Stated exercise: Skip the pictures and quote all of the lines exactly.

Supplied entries:
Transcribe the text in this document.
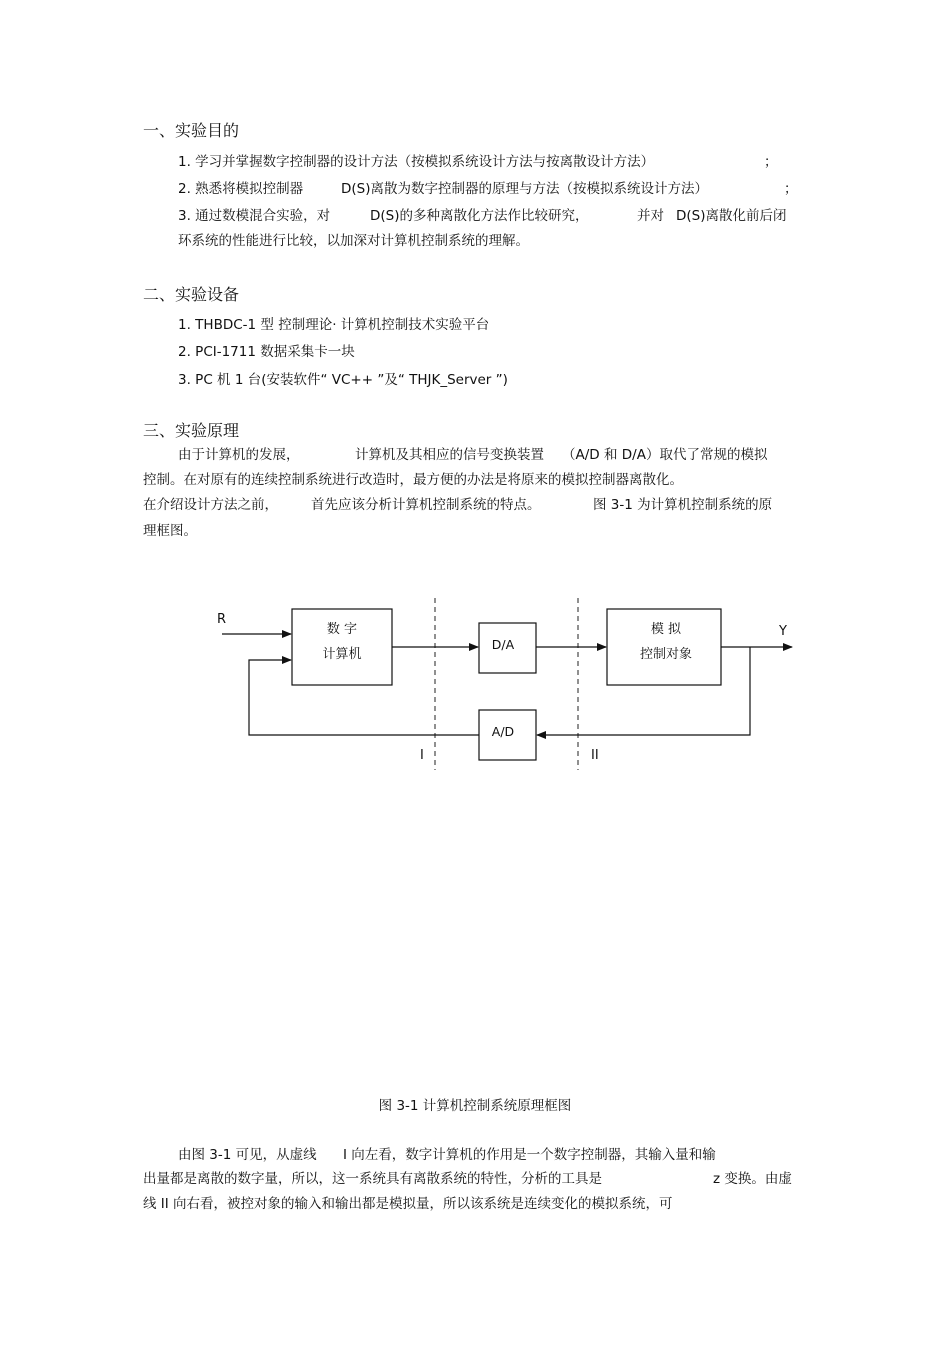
一、实验目的
1. 学习并掌握数字控制器的设计方法（按模拟系统设计方法与按离散设计方法）	；
2. 熟悉将模拟控制器	D(S)离散为数字控制器的原理与方法（按模拟系统设计方法）	；
3. 通过数模混合实验，对	D(S)的多种离散化方法作比较研究，	并对 D(S)离散化前后闭
环系统的性能进行比较，以加深对计算机控制系统的理解。
二、实验设备
1. THBDC-1 型 控制理论· 计算机控制技术实验平台
2. PCI-1711 数据采集卡一块
3. PC 机 1 台(安装软件“ VC++ ”及“ THJK_Server ”)
三、实验原理
由于计算机的发展，	计算机及其相应的信号变换装置 （A/D 和 D/A）取代了常规的模拟
控制。在对原有的连续控制系统进行改造时，最方便的办法是将原来的模拟控制器离散化。
在介绍设计方法之前， 首先应该分析计算机控制系统的特点。	图 3-1 为计算机控制系统的原
理框图。
R
Y
数 字
计算机
D/A
A/D
模 拟
控制对象
I	II
图 3-1 计算机控制系统原理框图
由图 3-1 可见，从虚线 I 向左看，数字计算机的作用是一个数字控制器，其输入量和输
出量都是离散的数字量，所以，这一系统具有离散系统的特性，分析的工具是	z 变换。由虚
线 II 向右看，被控对象的输入和输出都是模拟量，所以该系统是连续变化的模拟系统，可
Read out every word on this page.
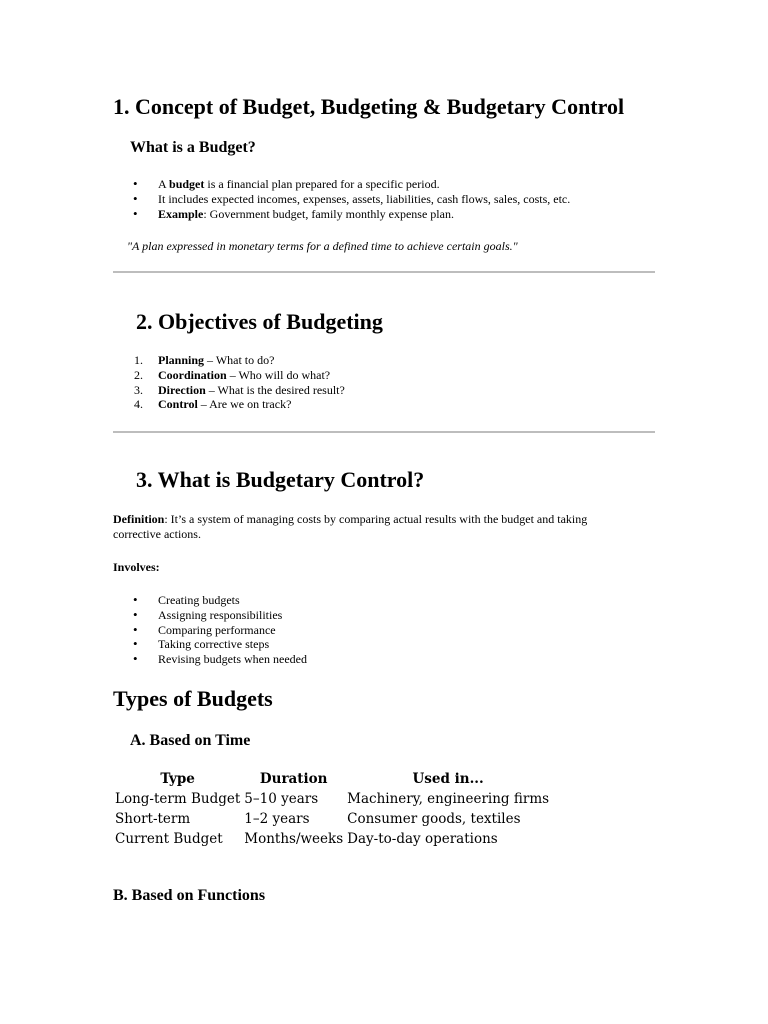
1. Concept of Budget, Budgeting & Budgetary Control
What is a Budget?
• A budget is a financial plan prepared for a specific period.
• It includes expected incomes, expenses, assets, liabilities, cash flows, sales, costs, etc.
• Example: Government budget, family monthly expense plan.

"A plan expressed in monetary terms for a defined time to achieve certain goals."

2. Objectives of Budgeting
1. Planning – What to do?
2. Coordination – Who will do what?
3. Direction – What is the desired result?
4. Control – Are we on track?
3. What is Budgetary Control?

Definition: It’s a system of managing costs by comparing actual results with the budget and taking

corrective actions.

Involves:

• Creating budgets
• Assigning responsibilities
• Comparing performance
• Taking corrective steps
• Revising budgets when needed
Types of Budgets
A. Based on Time
Type	Duration	Used in...
Long-term Budget	5–10 years	Machinery, engineering firms
Short-term	1–2 years	Consumer goods, textiles
Current Budget	Months/weeks	Day-to-day operations
B. Based on Functions
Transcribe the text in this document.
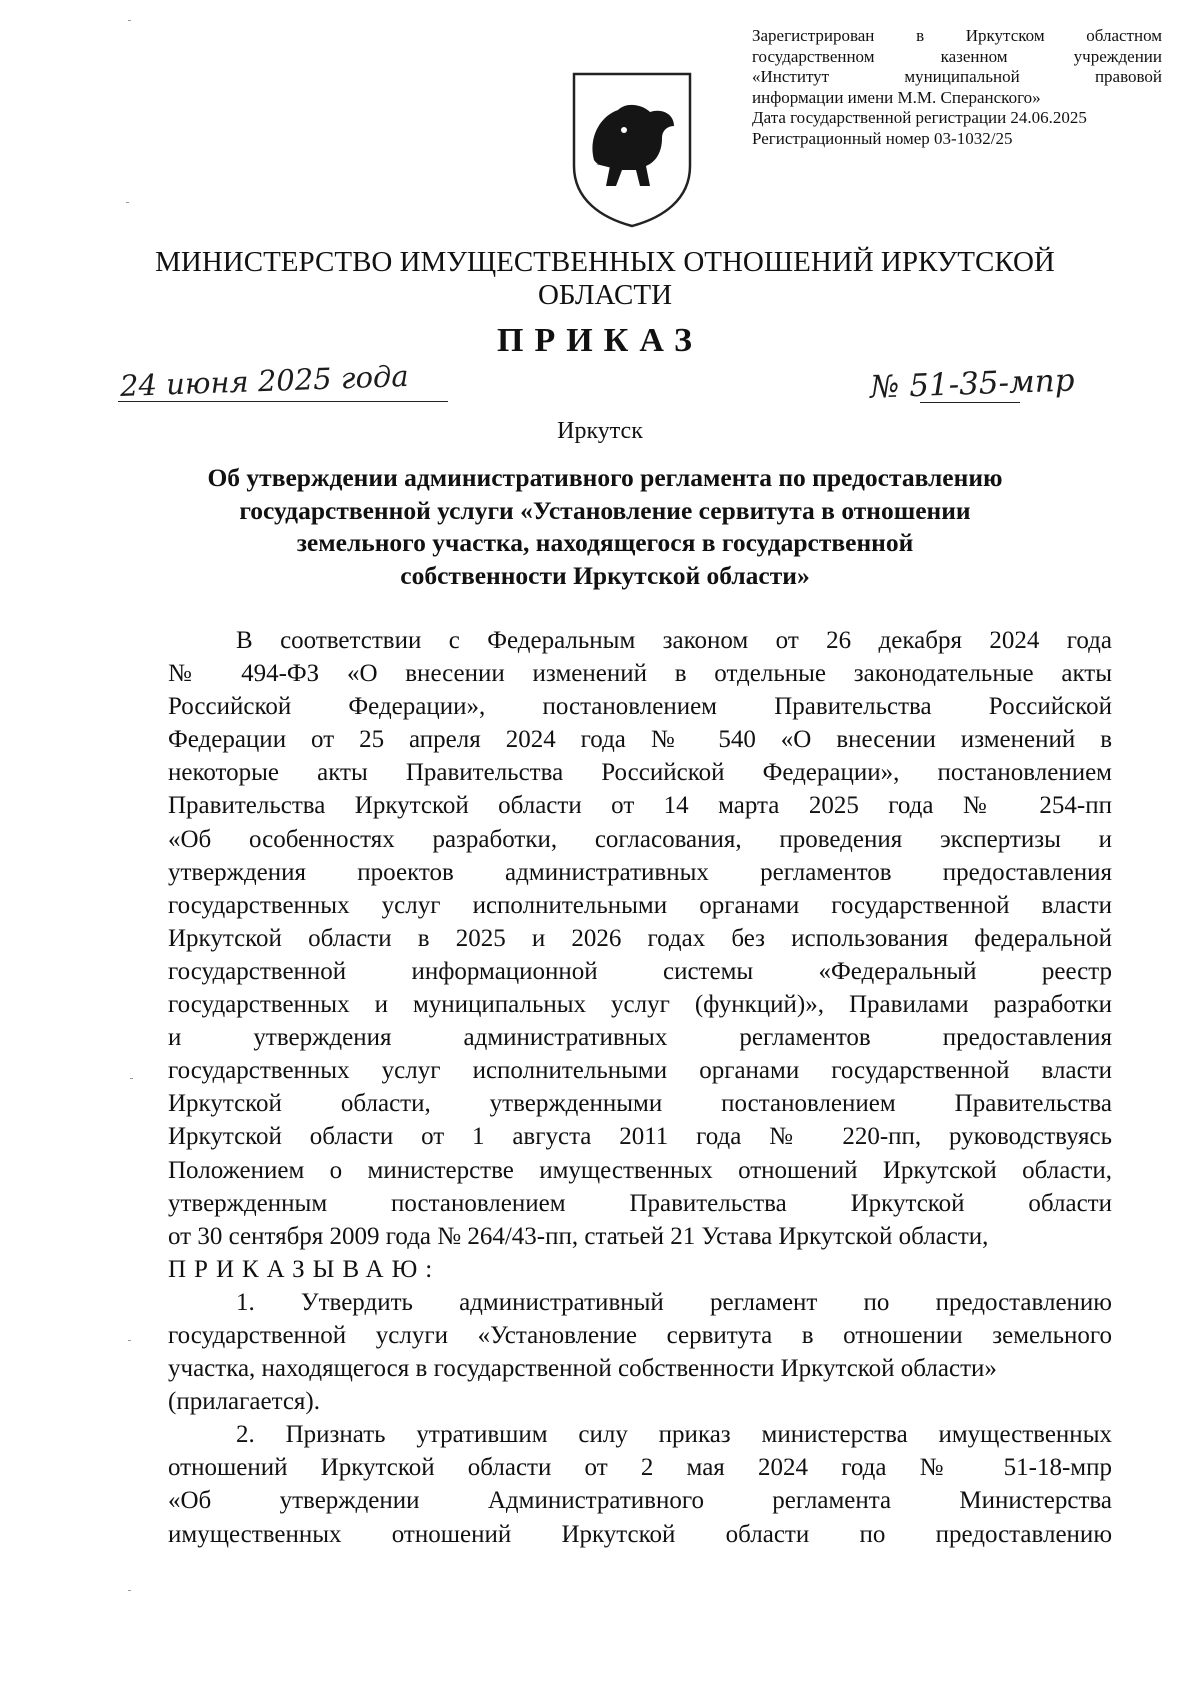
Зарегистрирован в Иркутском областном
государственном казенном учреждении
«Институт муниципальной правовой
информации имени М.М. Сперанского»
Дата государственной регистрации 24.06.2025
Регистрационный номер 03-1032/25
МИНИСТЕРСТВО ИМУЩЕСТВЕННЫХ ОТНОШЕНИЙ ИРКУТСКОЙ
ОБЛАСТИ
ПРИКАЗ
24 июня 2025 года	№ 51-35-мпр
Иркутск
Об утверждении административного регламента по предоставлению
государственной услуги «Установление сервитута в отношении
земельного участка, находящегося в государственной
собственности Иркутской области»
В соответствии с Федеральным законом от 26 декабря 2024 года
№ 494-ФЗ «О внесении изменений в отдельные законодательные акты
Российской Федерации», постановлением Правительства Российской
Федерации от 25 апреля 2024 года № 540 «О внесении изменений в
некоторые акты Правительства Российской Федерации», постановлением
Правительства Иркутской области от 14 марта 2025 года № 254-пп
«Об особенностях разработки, согласования, проведения экспертизы и
утверждения проектов административных регламентов предоставления
государственных услуг исполнительными органами государственной власти
Иркутской области в 2025 и 2026 годах без использования федеральной
государственной информационной системы «Федеральный реестр
государственных и муниципальных услуг (функций)», Правилами разработки
и утверждения административных регламентов предоставления
государственных услуг исполнительными органами государственной власти
Иркутской области, утвержденными постановлением Правительства
Иркутской области от 1 августа 2011 года № 220-пп, руководствуясь
Положением о министерстве имущественных отношений Иркутской области,
утвержденным постановлением Правительства Иркутской области
от 30 сентября 2009 года № 264/43-пп, статьей 21 Устава Иркутской области,
ПРИКАЗЫВАЮ:
1. Утвердить административный регламент по предоставлению
государственной услуги «Установление сервитута в отношении земельного
участка, находящегося в государственной собственности Иркутской области»
(прилагается).
2. Признать утратившим силу приказ министерства имущественных
отношений Иркутской области от 2 мая 2024 года № 51-18-мпр
«Об утверждении Административного регламента Министерства
имущественных отношений Иркутской области по предоставлению
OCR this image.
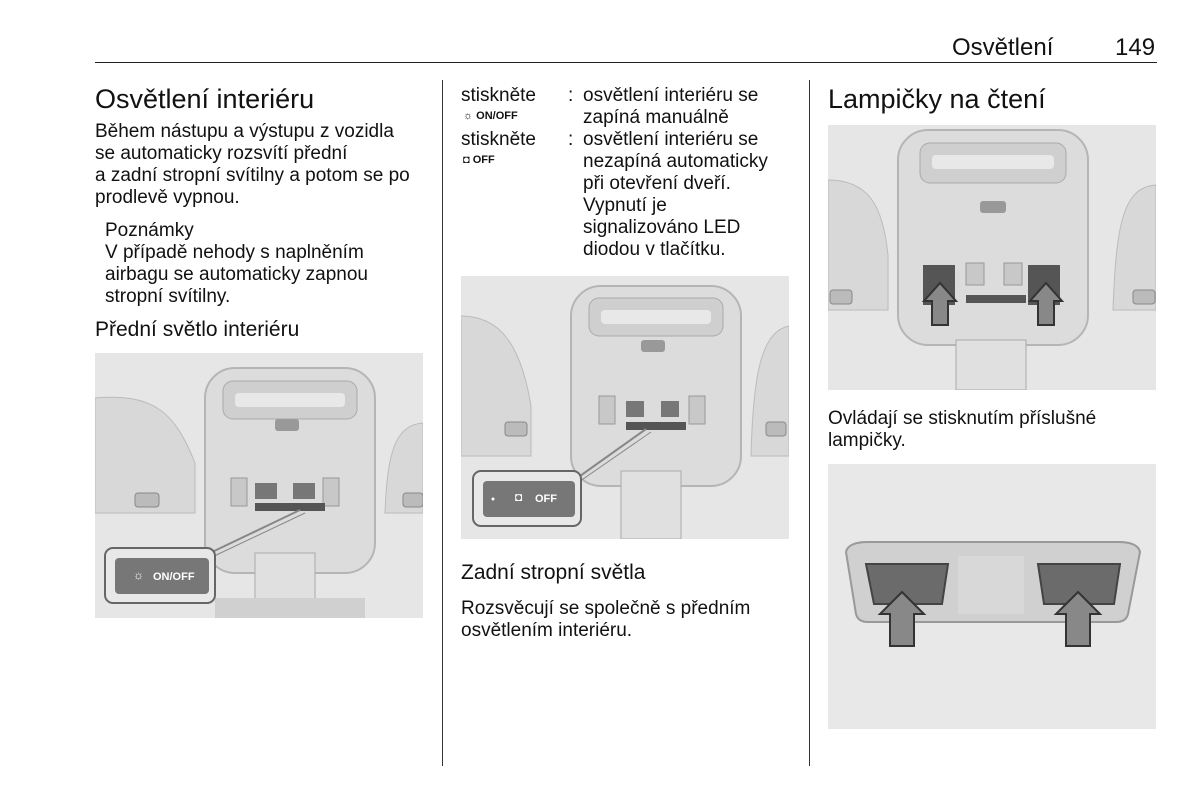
Osvětlení	149
Osvětlení interiéru
Během nástupu a výstupu z vozidla
se automaticky rozsvítí přední
a zadní stropní svítilny a potom se po
prodlevě vypnou.
Poznámky
V případě nehody s naplněním
airbagu se automaticky zapnou
stropní svítilny.
Přední světlo interiéru
ON/OFF
☼
stiskněte
☼ ON/OFF
: osvětlení interiéru se
zapíná manuálně
stiskněte
◘ OFF
: osvětlení interiéru se
nezapíná automaticky
při otevření dveří.
Vypnutí je
signalizováno LED
diodou v tlačítku.
OFF
◘
Zadní stropní světla
Rozsvěcují se společně s předním
osvětlením interiéru.
Lampičky na čtení
Ovládají se stisknutím příslušné
lampičky.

Written response:
Transcribe the text in this document.
一、实验目的
1. 学习并掌握数字控制器的设计方法（按模拟系统设计方法与按离散设计方法）	；
2. 熟悉将模拟控制器	D(S)离散为数字控制器的原理与方法（按模拟系统设计方法）	；
3. 通过数模混合实验，对	D(S)的多种离散化方法作比较研究，	并对 D(S)离散化前后闭
环系统的性能进行比较，以加深对计算机控制系统的理解。
二、实验设备
1. THBDC-1 型 控制理论· 计算机控制技术实验平台
2. PCI-1711 数据采集卡一块
3. PC 机 1 台(安装软件“ VC++ ”及“ THJK_Server ”)
三、实验原理
由于计算机的发展，	计算机及其相应的信号变换装置 （A/D 和 D/A）取代了常规的模拟
控制。在对原有的连续控制系统进行改造时，最方便的办法是将原来的模拟控制器离散化。
在介绍设计方法之前， 首先应该分析计算机控制系统的特点。	图 3-1 为计算机控制系统的原
理框图。
R
Y
数 字
计算机
D/A
A/D
模 拟
控制对象
I	II
图 3-1 计算机控制系统原理框图
由图 3-1 可见，从虚线 I 向左看，数字计算机的作用是一个数字控制器，其输入量和输
出量都是离散的数字量，所以，这一系统具有离散系统的特性，分析的工具是	z 变换。由虚
线 II 向右看，被控对象的输入和输出都是模拟量，所以该系统是连续变化的模拟系统，可
Read out every word on this page.
1. Concept of Budget, Budgeting & Budgetary Control
What is a Budget?
• A budget is a financial plan prepared for a specific period.
• It includes expected incomes, expenses, assets, liabilities, cash flows, sales, costs, etc.
• Example: Government budget, family monthly expense plan.

"A plan expressed in monetary terms for a defined time to achieve certain goals."

2. Objectives of Budgeting
1. Planning – What to do?
2. Coordination – Who will do what?
3. Direction – What is the desired result?
4. Control – Are we on track?
3. What is Budgetary Control?

Definition: It’s a system of managing costs by comparing actual results with the budget and taking

corrective actions.

Involves:

• Creating budgets
• Assigning responsibilities
• Comparing performance
• Taking corrective steps
• Revising budgets when needed
Types of Budgets
A. Based on Time
Type	Duration	Used in...
Long-term Budget	5–10 years	Machinery, engineering firms
Short-term	1–2 years	Consumer goods, textiles
Current Budget	Months/weeks	Day-to-day operations
B. Based on Functions
Transcribe the text in this document.
Зарегистрирован в Иркутском областном
государственном казенном учреждении
«Институт муниципальной правовой
информации имени М.М. Сперанского»
Дата государственной регистрации 24.06.2025
Регистрационный номер 03-1032/25
МИНИСТЕРСТВО ИМУЩЕСТВЕННЫХ ОТНОШЕНИЙ ИРКУТСКОЙ
ОБЛАСТИ
ПРИКАЗ
24 июня 2025 года	№ 51-35-мпр
Иркутск
Об утверждении административного регламента по предоставлению
государственной услуги «Установление сервитута в отношении
земельного участка, находящегося в государственной
собственности Иркутской области»
В соответствии с Федеральным законом от 26 декабря 2024 года
№ 494-ФЗ «О внесении изменений в отдельные законодательные акты
Российской Федерации», постановлением Правительства Российской
Федерации от 25 апреля 2024 года № 540 «О внесении изменений в
некоторые акты Правительства Российской Федерации», постановлением
Правительства Иркутской области от 14 марта 2025 года № 254-пп
«Об особенностях разработки, согласования, проведения экспертизы и
утверждения проектов административных регламентов предоставления
государственных услуг исполнительными органами государственной власти
Иркутской области в 2025 и 2026 годах без использования федеральной
государственной информационной системы «Федеральный реестр
государственных и муниципальных услуг (функций)», Правилами разработки
и утверждения административных регламентов предоставления
государственных услуг исполнительными органами государственной власти
Иркутской области, утвержденными постановлением Правительства
Иркутской области от 1 августа 2011 года № 220-пп, руководствуясь
Положением о министерстве имущественных отношений Иркутской области,
утвержденным постановлением Правительства Иркутской области
от 30 сентября 2009 года № 264/43-пп, статьей 21 Устава Иркутской области,
ПРИКАЗЫВАЮ:
1. Утвердить административный регламент по предоставлению
государственной услуги «Установление сервитута в отношении земельного
участка, находящегося в государственной собственности Иркутской области»
(прилагается).
2. Признать утратившим силу приказ министерства имущественных
отношений Иркутской области от 2 мая 2024 года № 51-18-мпр
«Об утверждении Административного регламента Министерства
имущественных отношений Иркутской области по предоставлению
OCR this image.
Osvětlení	149
Osvětlení interiéru
Během nástupu a výstupu z vozidla
se automaticky rozsvítí přední
a zadní stropní svítilny a potom se po
prodlevě vypnou.
Poznámky
V případě nehody s naplněním
airbagu se automaticky zapnou
stropní svítilny.
Přední světlo interiéru
ON/OFF
☼
stiskněte
☼ ON/OFF
: osvětlení interiéru se
zapíná manuálně
stiskněte
◘ OFF
: osvětlení interiéru se
nezapíná automaticky
při otevření dveří.
Vypnutí je
signalizováno LED
diodou v tlačítku.
OFF
◘
Zadní stropní světla
Rozsvěcují se společně s předním
osvětlením interiéru.
Lampičky na čtení
Ovládají se stisknutím příslušné
lampičky.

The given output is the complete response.